Using the data below, tally the lines that include the string "title". Only the number is wanted.

— Start of SUPPLIED MATERIAL —

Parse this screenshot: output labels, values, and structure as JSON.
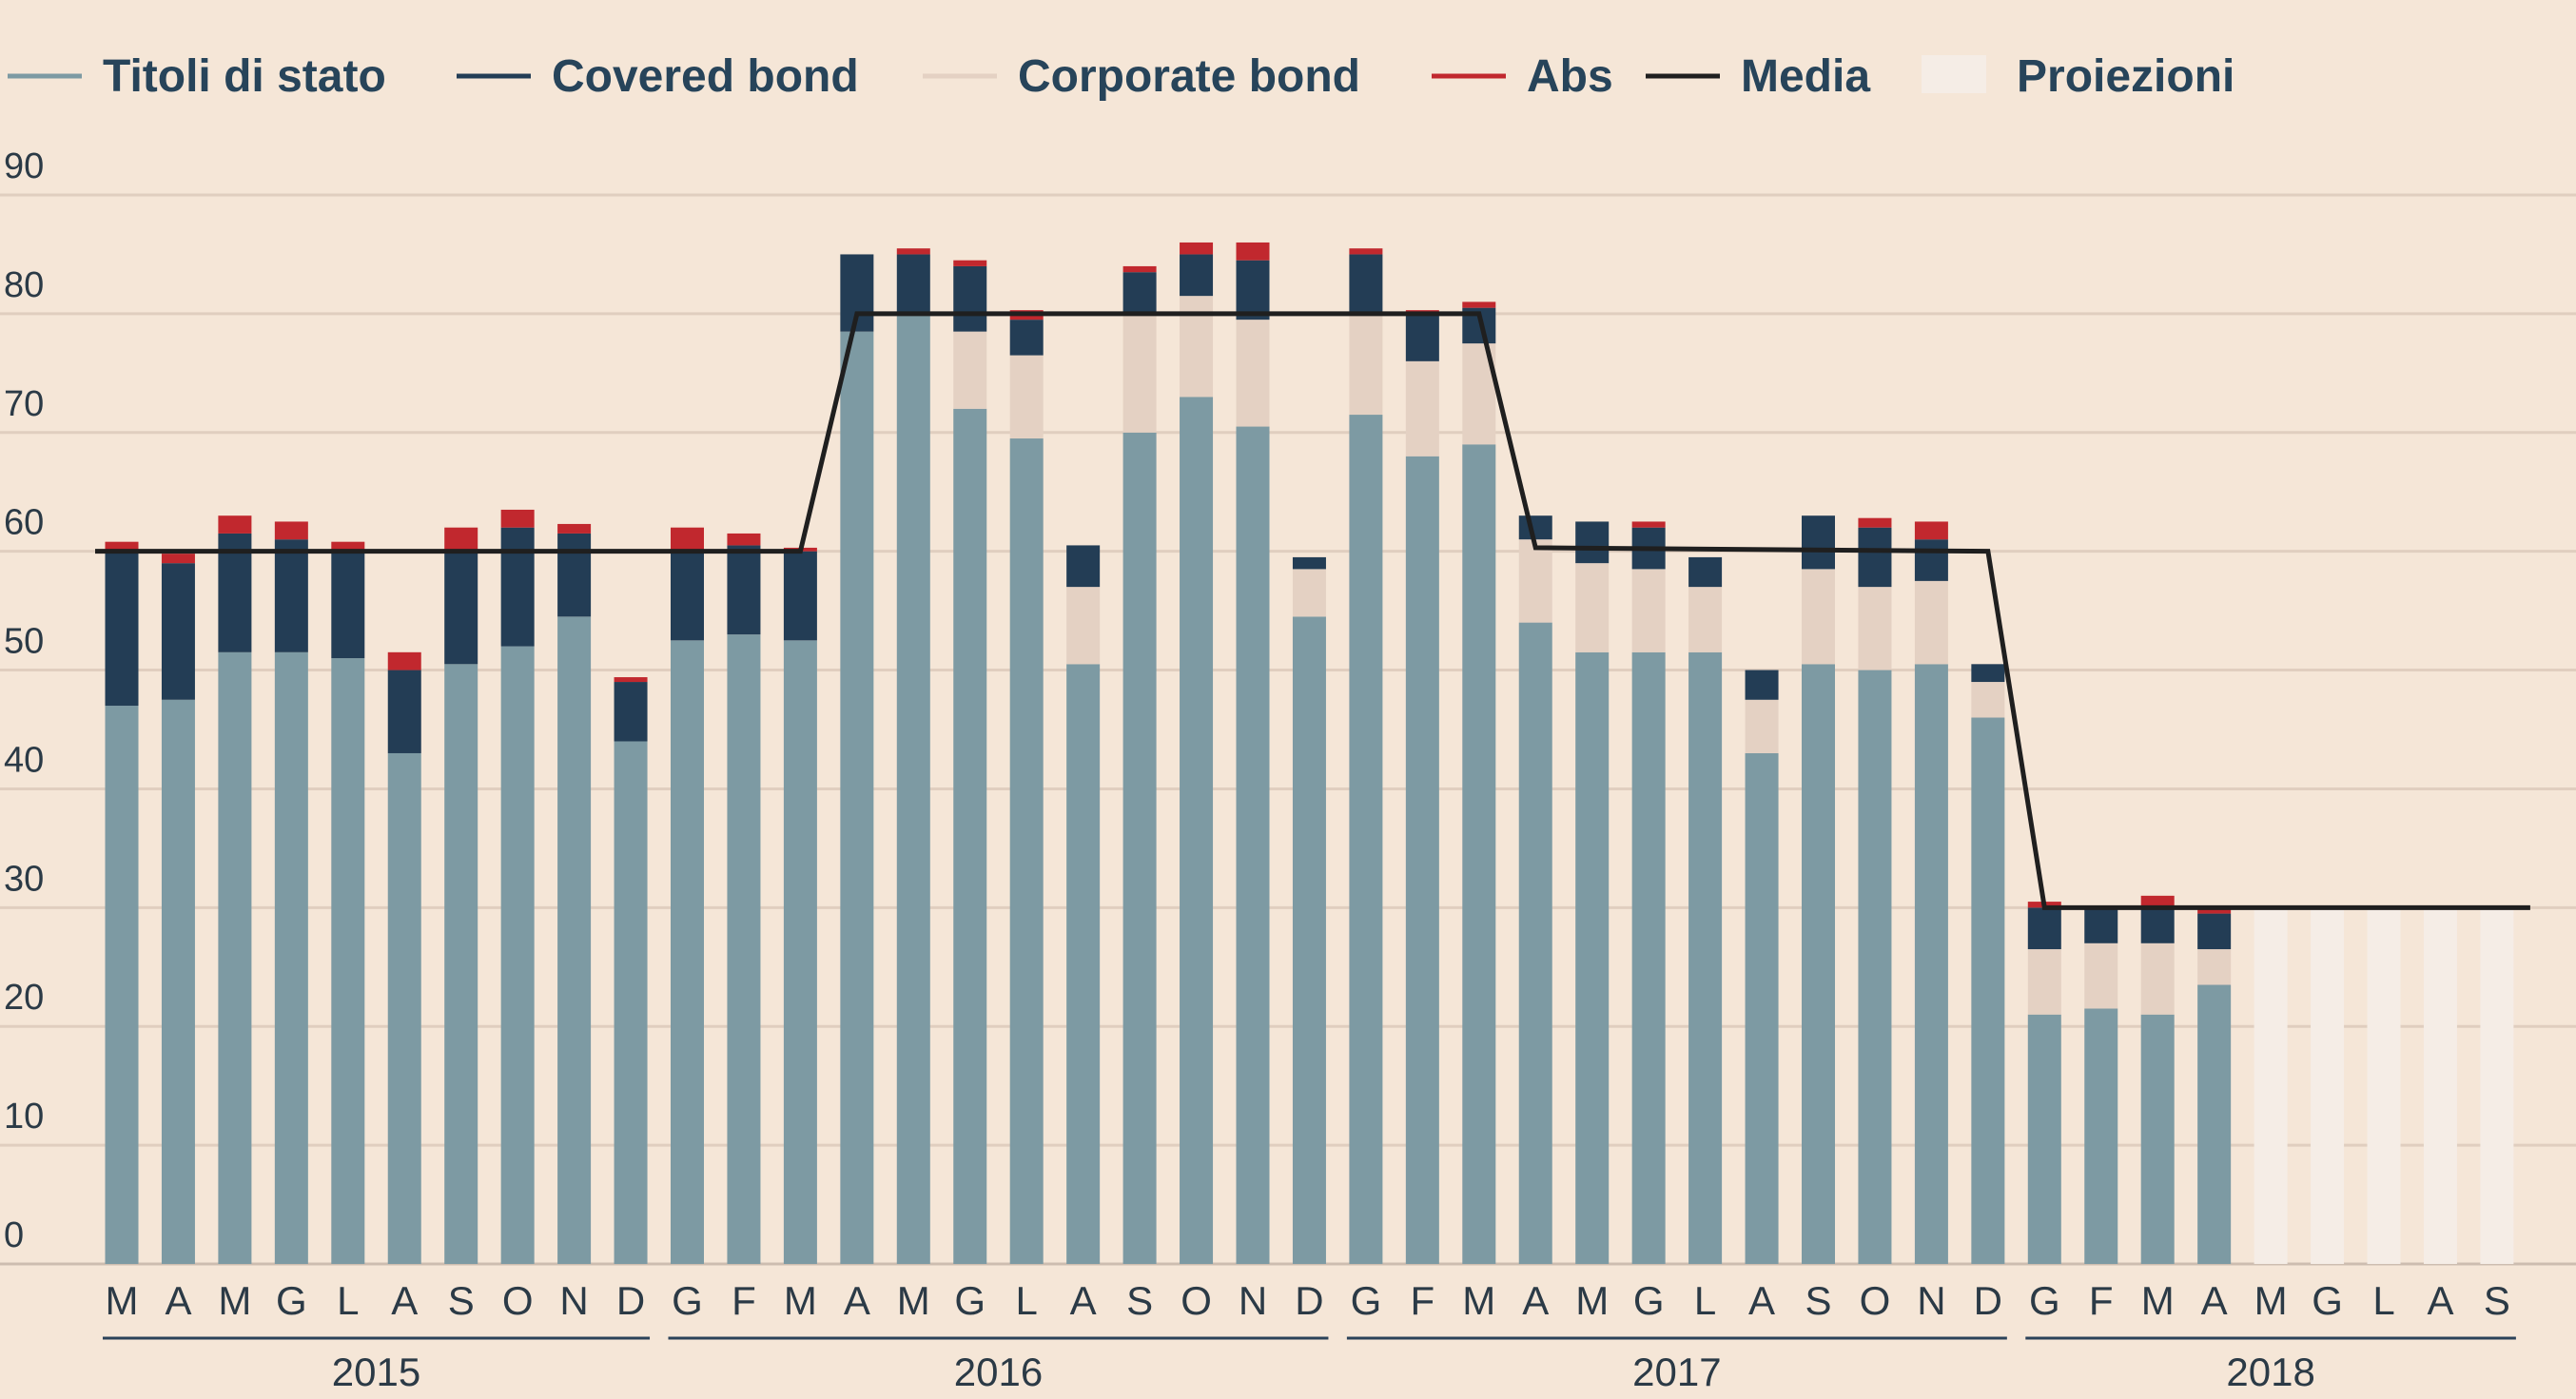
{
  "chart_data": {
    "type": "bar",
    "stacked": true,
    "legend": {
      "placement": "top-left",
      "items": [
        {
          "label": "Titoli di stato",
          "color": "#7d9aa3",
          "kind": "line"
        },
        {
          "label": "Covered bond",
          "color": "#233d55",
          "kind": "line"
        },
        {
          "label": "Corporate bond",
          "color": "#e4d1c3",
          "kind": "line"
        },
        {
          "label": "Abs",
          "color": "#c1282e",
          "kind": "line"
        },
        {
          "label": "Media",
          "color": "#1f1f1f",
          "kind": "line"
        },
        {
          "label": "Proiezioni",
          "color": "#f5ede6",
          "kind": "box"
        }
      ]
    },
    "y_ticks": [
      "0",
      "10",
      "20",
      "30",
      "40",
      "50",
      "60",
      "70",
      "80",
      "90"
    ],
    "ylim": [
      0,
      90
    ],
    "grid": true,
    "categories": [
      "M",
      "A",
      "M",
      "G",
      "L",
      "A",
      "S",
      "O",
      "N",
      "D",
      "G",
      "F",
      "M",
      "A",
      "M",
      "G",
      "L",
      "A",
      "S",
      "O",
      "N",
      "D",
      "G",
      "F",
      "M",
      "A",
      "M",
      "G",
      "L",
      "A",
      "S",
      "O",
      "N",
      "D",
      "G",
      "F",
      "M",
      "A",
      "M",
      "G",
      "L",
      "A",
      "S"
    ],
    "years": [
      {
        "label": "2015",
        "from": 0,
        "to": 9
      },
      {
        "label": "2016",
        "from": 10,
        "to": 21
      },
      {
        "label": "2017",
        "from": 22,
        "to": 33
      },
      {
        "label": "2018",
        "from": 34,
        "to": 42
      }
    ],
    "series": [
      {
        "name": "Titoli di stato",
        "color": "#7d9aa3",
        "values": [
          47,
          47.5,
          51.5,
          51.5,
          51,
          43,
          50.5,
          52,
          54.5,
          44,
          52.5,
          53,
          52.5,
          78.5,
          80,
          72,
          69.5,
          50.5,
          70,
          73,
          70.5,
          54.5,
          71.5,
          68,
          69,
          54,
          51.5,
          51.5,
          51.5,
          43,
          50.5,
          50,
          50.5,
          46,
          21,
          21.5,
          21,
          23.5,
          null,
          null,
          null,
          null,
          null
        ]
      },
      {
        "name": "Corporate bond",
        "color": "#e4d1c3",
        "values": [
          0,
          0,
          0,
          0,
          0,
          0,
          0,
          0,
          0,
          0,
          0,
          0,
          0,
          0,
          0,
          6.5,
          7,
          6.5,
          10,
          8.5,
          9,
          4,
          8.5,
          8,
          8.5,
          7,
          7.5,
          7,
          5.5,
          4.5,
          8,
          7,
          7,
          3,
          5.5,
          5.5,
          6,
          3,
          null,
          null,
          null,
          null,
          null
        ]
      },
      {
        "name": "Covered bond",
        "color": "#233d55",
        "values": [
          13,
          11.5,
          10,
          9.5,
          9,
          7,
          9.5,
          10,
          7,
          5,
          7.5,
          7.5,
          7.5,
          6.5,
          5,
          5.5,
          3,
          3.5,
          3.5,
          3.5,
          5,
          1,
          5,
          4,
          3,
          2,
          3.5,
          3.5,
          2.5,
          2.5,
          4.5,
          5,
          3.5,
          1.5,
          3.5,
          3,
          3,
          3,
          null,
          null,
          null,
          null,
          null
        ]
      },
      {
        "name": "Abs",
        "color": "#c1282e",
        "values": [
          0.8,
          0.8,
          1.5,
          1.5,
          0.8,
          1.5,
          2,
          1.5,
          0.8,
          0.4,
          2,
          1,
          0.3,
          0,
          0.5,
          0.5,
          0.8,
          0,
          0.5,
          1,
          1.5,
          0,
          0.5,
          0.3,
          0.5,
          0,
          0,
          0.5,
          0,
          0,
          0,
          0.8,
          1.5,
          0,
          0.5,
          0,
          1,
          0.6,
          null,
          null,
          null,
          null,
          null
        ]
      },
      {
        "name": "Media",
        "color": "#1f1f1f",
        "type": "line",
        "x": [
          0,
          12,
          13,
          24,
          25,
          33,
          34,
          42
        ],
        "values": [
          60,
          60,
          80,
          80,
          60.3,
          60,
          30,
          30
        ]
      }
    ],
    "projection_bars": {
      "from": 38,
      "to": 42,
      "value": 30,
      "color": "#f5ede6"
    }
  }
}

— End of SUPPLIED MATERIAL —
— Start of SUPPLIED MATERIAL —

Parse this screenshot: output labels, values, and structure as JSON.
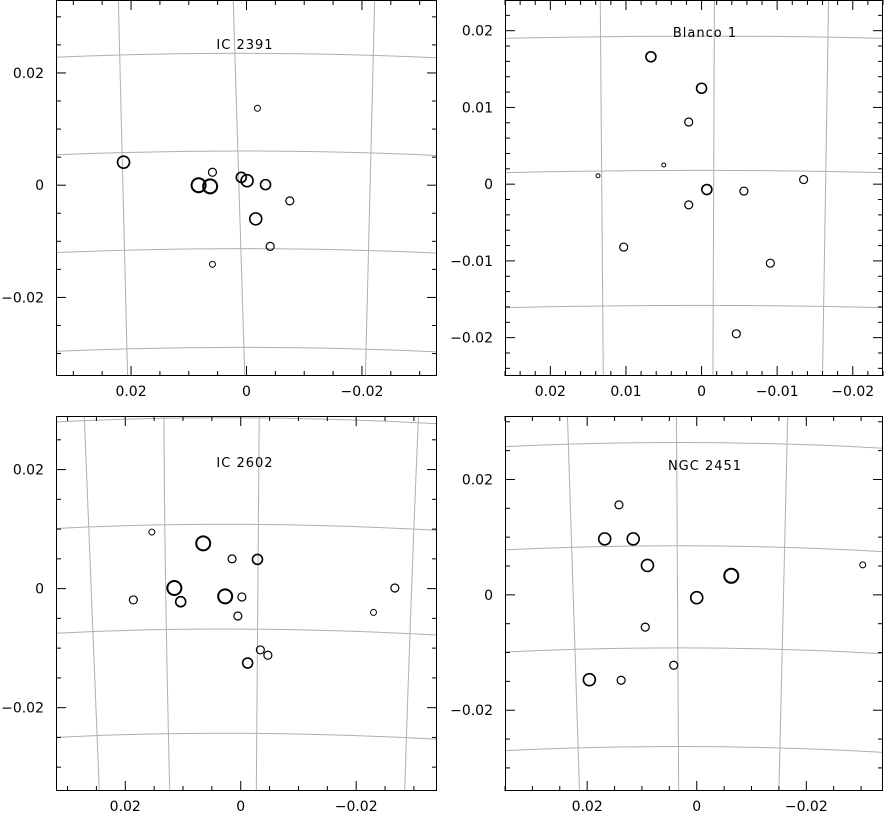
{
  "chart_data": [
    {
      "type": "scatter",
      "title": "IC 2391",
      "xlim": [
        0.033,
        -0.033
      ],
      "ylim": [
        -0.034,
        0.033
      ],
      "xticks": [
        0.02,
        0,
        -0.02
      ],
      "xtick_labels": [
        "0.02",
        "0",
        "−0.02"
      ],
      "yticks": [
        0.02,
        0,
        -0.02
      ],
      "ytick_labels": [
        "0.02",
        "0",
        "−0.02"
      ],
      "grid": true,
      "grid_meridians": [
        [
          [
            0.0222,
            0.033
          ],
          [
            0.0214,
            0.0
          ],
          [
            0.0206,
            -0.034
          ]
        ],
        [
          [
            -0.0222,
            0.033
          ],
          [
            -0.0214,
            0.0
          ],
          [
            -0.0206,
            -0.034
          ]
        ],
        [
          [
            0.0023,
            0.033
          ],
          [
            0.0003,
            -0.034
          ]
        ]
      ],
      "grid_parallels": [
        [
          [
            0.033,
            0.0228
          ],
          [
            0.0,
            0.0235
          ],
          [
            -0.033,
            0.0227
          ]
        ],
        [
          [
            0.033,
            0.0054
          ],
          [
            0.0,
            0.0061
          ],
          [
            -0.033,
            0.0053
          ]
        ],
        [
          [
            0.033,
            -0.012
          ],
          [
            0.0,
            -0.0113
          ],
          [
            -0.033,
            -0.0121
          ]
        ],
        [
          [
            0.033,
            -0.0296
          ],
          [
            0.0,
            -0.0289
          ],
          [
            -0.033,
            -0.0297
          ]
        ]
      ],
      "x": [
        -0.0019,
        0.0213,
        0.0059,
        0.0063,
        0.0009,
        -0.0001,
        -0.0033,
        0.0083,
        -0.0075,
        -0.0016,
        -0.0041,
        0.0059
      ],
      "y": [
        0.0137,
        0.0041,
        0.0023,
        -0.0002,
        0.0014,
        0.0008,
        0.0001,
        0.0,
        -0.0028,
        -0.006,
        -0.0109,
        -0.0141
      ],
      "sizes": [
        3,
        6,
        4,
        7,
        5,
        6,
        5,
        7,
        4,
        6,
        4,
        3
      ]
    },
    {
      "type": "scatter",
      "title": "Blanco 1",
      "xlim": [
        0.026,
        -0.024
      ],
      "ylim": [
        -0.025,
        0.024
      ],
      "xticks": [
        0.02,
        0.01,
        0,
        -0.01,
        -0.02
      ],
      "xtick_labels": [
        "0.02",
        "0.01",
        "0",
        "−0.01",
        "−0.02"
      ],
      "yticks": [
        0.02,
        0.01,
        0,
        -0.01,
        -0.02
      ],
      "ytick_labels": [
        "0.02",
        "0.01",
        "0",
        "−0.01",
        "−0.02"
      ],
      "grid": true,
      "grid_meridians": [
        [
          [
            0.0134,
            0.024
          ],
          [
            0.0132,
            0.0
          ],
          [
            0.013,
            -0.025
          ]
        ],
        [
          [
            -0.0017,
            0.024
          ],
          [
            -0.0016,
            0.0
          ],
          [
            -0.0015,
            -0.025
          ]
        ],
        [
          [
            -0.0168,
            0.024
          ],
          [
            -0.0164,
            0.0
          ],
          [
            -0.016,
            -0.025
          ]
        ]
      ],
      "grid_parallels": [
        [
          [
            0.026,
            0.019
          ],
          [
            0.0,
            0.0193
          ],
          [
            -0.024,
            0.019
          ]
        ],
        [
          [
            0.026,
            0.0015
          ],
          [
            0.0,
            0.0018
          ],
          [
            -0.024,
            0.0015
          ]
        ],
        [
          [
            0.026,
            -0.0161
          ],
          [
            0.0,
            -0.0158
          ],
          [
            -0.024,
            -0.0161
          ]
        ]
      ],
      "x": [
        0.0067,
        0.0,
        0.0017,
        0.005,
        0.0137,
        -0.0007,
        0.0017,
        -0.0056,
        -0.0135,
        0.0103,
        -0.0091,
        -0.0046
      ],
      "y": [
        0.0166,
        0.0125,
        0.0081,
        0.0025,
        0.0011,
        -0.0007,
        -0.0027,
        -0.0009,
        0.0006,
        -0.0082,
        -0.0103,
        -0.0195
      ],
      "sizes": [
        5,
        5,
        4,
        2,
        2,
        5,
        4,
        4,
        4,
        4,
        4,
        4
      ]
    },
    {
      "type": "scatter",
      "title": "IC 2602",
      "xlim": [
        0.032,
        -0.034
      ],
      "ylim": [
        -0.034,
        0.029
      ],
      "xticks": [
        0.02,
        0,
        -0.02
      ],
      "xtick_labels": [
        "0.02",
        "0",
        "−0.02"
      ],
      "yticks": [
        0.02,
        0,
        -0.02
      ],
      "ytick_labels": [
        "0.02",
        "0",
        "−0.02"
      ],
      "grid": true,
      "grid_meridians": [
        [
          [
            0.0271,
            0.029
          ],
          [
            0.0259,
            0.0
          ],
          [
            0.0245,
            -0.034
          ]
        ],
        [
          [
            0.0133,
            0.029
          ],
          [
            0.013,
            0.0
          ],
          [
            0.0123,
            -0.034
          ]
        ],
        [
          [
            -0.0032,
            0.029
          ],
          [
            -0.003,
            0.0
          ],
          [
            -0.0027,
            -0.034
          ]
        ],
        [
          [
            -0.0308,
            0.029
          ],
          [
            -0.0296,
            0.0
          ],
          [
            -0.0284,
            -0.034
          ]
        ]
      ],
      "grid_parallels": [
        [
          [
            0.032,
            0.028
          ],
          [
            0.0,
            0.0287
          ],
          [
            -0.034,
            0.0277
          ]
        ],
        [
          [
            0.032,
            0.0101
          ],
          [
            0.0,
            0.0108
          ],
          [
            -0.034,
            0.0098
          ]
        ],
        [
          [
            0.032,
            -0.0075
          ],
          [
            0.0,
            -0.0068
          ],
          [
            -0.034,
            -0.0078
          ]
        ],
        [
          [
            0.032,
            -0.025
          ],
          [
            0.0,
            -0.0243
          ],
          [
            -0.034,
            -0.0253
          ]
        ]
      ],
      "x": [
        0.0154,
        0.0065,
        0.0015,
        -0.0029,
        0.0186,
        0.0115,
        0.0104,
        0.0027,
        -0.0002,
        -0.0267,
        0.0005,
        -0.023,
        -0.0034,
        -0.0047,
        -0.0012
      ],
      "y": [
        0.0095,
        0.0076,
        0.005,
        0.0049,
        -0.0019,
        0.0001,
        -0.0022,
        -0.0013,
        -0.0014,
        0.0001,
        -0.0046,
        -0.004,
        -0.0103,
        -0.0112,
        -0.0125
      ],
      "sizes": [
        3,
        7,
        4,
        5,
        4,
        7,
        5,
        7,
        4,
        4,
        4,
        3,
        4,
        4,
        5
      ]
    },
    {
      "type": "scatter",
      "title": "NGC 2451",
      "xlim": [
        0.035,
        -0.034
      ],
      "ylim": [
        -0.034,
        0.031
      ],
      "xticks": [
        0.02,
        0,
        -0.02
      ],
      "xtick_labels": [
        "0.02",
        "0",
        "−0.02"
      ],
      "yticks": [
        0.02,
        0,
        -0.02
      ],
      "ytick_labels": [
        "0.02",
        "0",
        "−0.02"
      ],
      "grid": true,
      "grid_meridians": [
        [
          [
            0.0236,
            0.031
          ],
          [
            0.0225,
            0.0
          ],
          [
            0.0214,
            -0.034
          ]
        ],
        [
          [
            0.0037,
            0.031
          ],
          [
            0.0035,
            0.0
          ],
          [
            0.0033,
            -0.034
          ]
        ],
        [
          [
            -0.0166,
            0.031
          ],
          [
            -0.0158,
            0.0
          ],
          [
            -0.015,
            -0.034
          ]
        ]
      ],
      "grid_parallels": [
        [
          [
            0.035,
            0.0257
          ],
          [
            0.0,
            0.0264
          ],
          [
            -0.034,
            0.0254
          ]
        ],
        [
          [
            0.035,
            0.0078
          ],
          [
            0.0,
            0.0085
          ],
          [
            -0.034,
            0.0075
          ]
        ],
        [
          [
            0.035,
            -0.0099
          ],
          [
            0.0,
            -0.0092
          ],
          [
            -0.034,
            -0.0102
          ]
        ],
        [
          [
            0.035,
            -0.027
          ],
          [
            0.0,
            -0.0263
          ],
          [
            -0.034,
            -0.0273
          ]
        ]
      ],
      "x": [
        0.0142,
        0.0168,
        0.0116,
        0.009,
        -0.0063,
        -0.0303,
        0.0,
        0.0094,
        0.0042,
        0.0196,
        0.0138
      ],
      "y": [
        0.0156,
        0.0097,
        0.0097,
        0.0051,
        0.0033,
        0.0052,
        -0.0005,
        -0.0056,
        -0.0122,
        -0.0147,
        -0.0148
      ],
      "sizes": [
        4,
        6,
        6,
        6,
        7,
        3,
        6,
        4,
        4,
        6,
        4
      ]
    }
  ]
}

— End of SUPPLIED MATERIAL —
— Start of SUPPLIED MATERIAL —

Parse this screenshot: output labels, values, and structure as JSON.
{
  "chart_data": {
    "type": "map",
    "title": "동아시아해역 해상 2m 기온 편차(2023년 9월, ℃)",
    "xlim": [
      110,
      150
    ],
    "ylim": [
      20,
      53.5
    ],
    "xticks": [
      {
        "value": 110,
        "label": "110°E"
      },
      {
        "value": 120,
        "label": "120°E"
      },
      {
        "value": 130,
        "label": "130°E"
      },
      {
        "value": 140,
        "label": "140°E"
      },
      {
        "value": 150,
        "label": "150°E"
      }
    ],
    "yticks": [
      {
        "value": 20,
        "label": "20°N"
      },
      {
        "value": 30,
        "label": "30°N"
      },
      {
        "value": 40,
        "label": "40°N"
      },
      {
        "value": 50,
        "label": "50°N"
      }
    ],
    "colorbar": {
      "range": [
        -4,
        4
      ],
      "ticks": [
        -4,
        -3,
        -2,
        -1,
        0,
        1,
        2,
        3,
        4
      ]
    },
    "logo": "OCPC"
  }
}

— End of SUPPLIED MATERIAL —

_RESPONSE TO THE EXERCISE:_ 5